** BEGIN ENTRIES SHOWN **
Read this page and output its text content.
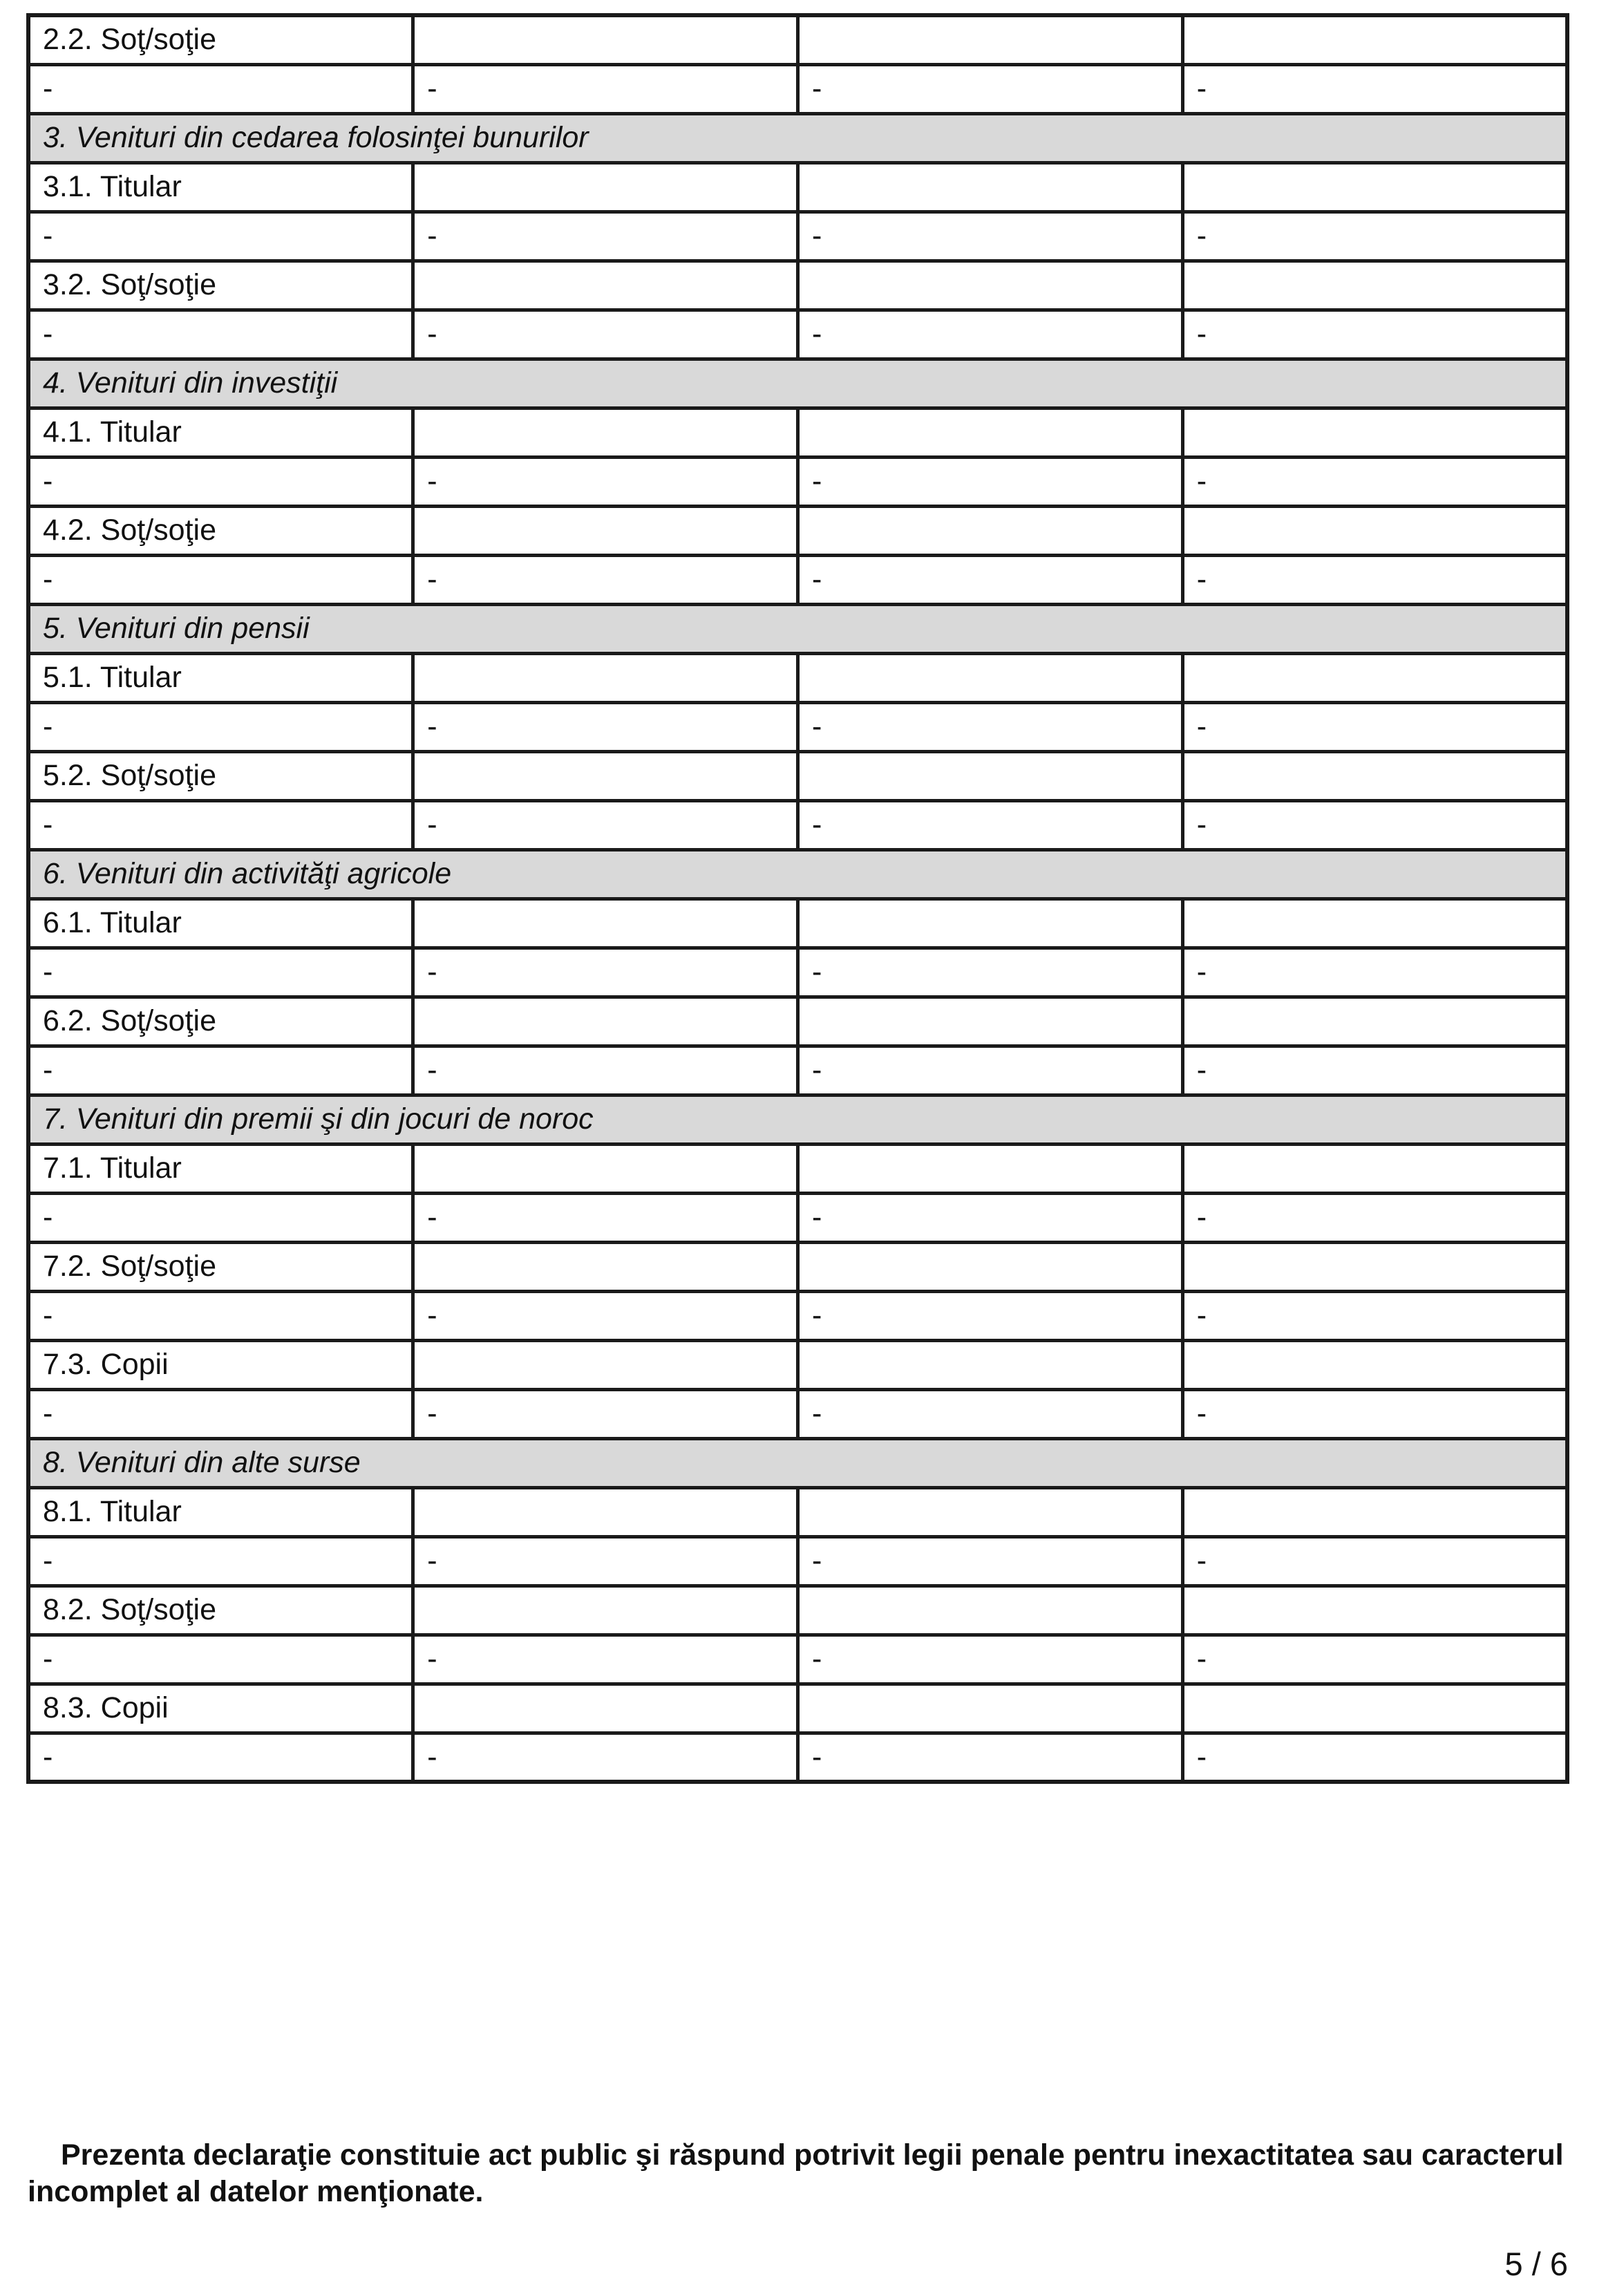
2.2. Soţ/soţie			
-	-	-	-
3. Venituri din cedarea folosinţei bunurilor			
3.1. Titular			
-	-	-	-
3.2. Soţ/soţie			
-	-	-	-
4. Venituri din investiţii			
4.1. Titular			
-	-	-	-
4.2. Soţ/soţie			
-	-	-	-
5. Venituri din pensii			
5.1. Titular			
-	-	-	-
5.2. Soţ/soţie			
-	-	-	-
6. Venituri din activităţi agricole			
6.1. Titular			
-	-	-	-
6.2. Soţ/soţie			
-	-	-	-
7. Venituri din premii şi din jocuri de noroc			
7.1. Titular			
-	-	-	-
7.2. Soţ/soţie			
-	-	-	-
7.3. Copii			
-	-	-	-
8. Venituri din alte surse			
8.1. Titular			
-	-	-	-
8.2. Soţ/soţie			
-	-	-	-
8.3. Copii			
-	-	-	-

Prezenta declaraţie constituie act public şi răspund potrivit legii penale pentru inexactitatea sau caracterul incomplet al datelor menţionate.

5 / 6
** END ENTRIES SHOWN **
** BEGIN ENTRIES SHOWN **
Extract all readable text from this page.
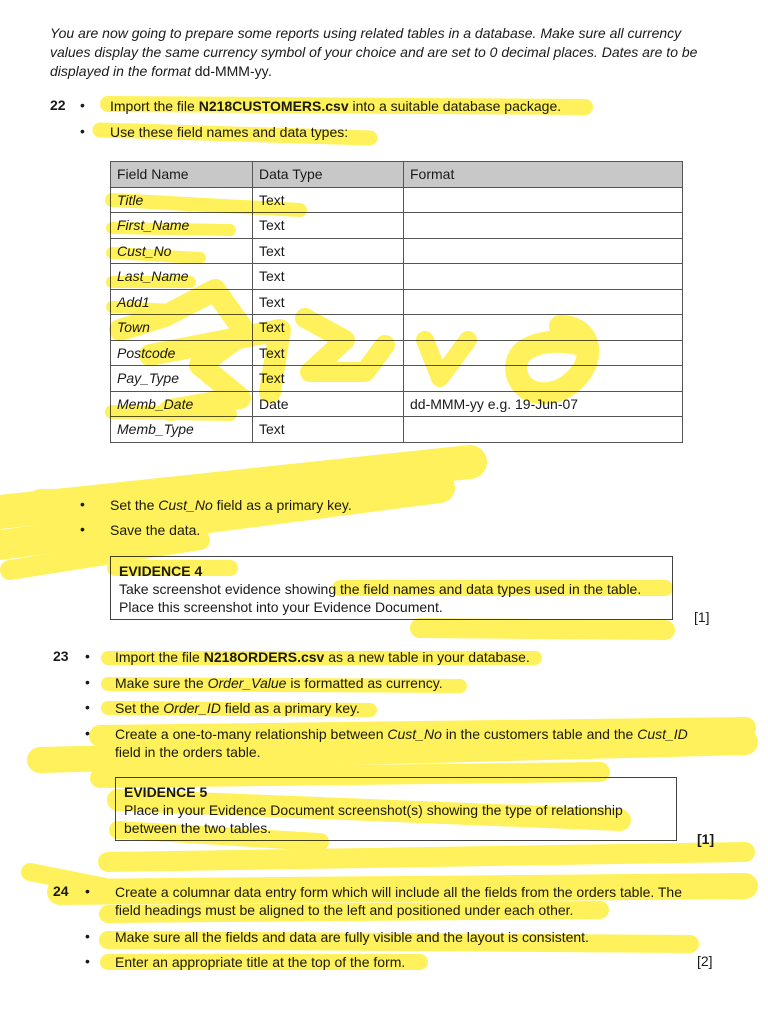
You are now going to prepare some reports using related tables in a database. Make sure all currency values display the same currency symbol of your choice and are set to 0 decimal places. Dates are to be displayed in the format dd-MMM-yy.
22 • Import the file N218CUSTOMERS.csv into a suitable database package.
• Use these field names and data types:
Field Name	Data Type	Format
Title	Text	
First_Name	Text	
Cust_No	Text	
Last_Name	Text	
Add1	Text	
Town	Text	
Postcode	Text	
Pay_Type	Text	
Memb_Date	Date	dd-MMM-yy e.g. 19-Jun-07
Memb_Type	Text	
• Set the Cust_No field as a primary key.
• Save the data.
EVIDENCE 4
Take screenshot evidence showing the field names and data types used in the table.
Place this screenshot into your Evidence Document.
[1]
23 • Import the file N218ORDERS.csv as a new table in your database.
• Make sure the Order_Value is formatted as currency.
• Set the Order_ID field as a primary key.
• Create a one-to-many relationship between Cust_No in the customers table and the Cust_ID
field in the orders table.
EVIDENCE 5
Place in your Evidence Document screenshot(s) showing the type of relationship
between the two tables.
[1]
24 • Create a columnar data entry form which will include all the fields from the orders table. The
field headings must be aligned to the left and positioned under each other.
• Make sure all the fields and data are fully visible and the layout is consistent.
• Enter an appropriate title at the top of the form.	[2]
** END ENTRIES SHOWN **
** BEGIN ENTRIES SHOWN **
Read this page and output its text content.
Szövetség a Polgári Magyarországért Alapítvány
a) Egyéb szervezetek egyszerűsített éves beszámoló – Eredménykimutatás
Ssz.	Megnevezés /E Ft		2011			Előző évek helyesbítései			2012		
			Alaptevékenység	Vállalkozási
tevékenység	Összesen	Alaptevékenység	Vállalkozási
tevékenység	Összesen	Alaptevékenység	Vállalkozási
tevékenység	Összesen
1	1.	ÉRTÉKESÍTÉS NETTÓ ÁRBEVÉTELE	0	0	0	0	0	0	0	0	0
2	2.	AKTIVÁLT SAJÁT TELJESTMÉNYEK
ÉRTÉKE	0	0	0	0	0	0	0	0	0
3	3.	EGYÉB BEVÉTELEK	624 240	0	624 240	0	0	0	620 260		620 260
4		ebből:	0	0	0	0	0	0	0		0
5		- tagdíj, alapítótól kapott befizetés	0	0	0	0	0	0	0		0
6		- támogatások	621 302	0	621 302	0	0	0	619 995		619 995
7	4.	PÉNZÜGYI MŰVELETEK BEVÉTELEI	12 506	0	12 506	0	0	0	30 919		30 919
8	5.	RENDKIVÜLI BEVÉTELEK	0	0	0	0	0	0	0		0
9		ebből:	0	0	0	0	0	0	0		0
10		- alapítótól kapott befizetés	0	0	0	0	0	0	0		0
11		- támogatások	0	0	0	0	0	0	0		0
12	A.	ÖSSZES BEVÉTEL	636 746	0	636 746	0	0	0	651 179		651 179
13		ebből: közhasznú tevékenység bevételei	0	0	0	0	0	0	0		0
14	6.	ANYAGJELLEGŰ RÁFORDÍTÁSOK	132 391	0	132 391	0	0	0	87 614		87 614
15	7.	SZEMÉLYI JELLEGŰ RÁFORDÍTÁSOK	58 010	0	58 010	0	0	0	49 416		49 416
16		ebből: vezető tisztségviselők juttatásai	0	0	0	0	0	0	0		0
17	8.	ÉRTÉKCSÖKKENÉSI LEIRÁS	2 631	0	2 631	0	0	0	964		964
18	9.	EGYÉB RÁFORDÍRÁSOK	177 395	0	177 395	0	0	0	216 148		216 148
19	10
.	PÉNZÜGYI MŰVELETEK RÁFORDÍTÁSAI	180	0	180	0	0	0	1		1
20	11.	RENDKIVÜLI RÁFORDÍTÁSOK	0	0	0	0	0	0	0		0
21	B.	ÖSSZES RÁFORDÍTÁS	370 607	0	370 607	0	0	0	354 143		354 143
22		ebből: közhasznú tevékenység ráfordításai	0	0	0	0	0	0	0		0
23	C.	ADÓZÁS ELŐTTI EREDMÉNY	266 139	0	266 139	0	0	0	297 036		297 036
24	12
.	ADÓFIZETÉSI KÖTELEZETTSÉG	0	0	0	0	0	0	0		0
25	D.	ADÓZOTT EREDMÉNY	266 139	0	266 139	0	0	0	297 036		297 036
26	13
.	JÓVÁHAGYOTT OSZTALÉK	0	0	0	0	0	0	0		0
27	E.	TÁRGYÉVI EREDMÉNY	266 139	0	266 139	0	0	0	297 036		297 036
** END ENTRIES SHOWN **
[STATED PROBLEM]
Pick out each line containing "PÉNZÜGYI" and report it.

[EXERCISE RESULT]
7	4.	PÉNZÜGYI MŰVELETEK BEVÉTELEI	12 506	0	12 506	0	0	0	30 919		30 919
.	PÉNZÜGYI MŰVELETEK RÁFORDÍTÁSAI	180	0	180	0	0	0	1		1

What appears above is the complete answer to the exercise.